:: EXERCISE DATA ::

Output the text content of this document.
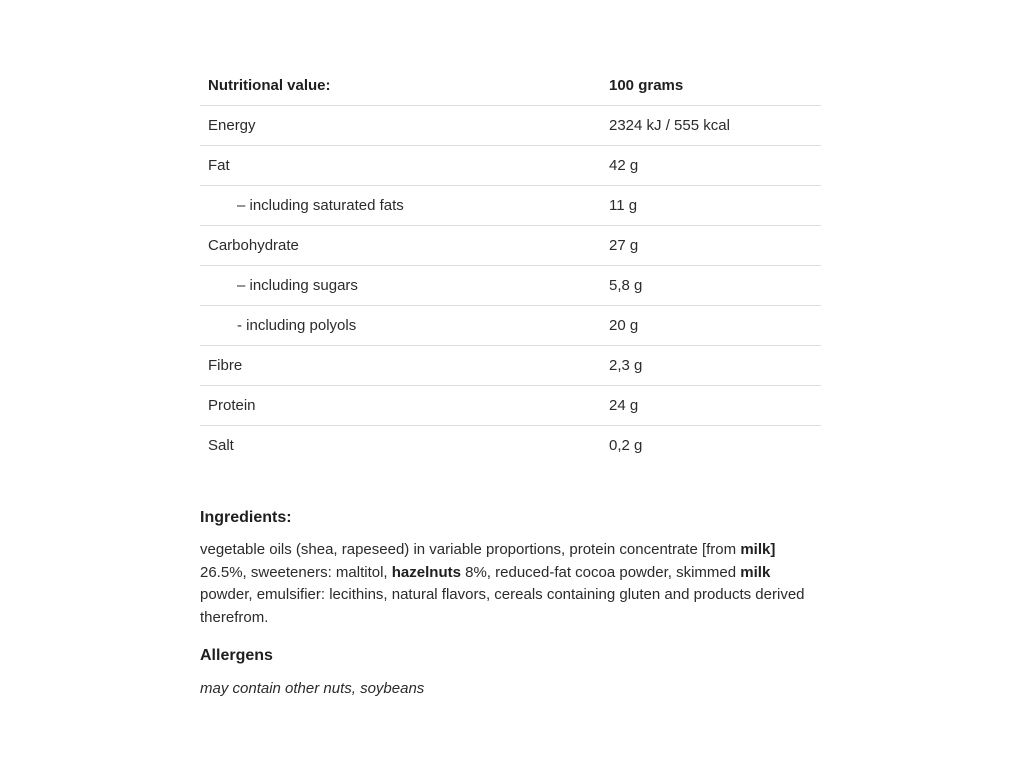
Nutritional value:	100 grams
Energy	2324 kJ / 555 kcal
Fat	42 g
– including saturated fats	11 g
Carbohydrate	27 g
– including sugars	5,8 g
- including polyols	20 g
Fibre	2,3 g
Protein	24 g
Salt	0,2 g
Ingredients:

vegetable oils (shea, rapeseed) in variable proportions, protein concentrate [from milk] 26.5%, sweeteners: maltitol, hazelnuts 8%, reduced-fat cocoa powder, skimmed milk powder, emulsifier: lecithins, natural flavors, cereals containing gluten and products derived therefrom.

Allergens

may contain other nuts, soybeans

:: WHAT YOU WILL DO ::
Please output every entry above exactly, without the pictures.

:: WRITTEN RESPONSE ::
Output the text content of this document.
Nutritional value:	100 grams
Energy	2324 kJ / 555 kcal
Fat	42 g
– including saturated fats	11 g
Carbohydrate	27 g
– including sugars	5,8 g
- including polyols	20 g
Fibre	2,3 g
Protein	24 g
Salt	0,2 g
Ingredients:

vegetable oils (shea, rapeseed) in variable proportions, protein concentrate [from milk] 26.5%, sweeteners: maltitol, hazelnuts 8%, reduced-fat cocoa powder, skimmed milk powder, emulsifier: lecithins, natural flavors, cereals containing gluten and products derived therefrom.

Allergens

may contain other nuts, soybeans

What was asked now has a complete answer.